Written instruction: Gather up all lines that carry the word "жизни".

(Rows from a dataset)
— start —

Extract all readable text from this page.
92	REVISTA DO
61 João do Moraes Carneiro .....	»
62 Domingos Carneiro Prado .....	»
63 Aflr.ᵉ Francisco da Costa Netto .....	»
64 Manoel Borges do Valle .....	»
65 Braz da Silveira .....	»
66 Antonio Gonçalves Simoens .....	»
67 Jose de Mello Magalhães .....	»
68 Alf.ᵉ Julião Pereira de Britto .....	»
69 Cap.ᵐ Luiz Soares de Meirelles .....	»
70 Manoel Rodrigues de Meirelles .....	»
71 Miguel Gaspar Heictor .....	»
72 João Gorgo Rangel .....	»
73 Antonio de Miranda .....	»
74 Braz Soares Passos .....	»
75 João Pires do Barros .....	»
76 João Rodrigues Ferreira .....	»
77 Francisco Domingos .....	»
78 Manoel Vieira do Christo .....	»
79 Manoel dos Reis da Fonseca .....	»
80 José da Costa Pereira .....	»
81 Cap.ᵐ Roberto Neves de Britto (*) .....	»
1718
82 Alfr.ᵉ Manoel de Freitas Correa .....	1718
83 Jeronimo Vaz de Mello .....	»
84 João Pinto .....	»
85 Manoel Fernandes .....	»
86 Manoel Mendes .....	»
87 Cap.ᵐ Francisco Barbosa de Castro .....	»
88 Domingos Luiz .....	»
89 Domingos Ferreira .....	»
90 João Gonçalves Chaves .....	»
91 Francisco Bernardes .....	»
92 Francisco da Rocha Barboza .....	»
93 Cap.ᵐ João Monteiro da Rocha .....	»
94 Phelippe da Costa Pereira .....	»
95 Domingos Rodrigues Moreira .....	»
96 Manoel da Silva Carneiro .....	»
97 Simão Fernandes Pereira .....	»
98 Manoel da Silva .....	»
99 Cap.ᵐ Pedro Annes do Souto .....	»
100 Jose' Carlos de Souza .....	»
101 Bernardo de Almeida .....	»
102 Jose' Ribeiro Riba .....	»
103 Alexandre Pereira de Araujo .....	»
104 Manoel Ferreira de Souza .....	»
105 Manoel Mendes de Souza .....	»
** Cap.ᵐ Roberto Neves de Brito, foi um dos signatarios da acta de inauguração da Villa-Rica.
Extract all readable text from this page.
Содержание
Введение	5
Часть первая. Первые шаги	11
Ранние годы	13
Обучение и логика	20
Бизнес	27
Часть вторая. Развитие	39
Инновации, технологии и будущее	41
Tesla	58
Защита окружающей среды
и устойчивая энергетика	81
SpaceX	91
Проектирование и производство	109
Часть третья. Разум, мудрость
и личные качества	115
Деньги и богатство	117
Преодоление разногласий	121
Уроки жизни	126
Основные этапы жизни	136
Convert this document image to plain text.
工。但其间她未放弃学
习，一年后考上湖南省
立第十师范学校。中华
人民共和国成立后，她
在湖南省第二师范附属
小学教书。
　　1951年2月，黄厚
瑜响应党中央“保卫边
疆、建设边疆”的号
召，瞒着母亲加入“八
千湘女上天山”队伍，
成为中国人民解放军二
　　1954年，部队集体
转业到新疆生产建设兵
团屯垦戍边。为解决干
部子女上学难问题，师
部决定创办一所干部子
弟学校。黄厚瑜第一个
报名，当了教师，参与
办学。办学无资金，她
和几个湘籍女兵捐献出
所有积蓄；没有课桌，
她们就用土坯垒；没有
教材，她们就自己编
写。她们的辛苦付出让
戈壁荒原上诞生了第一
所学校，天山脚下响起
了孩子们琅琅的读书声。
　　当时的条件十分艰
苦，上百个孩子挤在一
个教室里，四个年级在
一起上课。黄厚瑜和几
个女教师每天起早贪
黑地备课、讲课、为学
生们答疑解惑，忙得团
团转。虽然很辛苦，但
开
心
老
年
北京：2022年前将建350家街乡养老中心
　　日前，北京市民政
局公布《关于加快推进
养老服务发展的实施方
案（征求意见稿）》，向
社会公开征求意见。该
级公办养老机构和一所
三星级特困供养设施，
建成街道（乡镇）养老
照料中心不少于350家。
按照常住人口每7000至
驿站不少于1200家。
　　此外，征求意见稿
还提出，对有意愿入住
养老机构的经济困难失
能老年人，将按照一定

— end —

Expected answer:
Уроки жизни	126
Основные этапы жизни	136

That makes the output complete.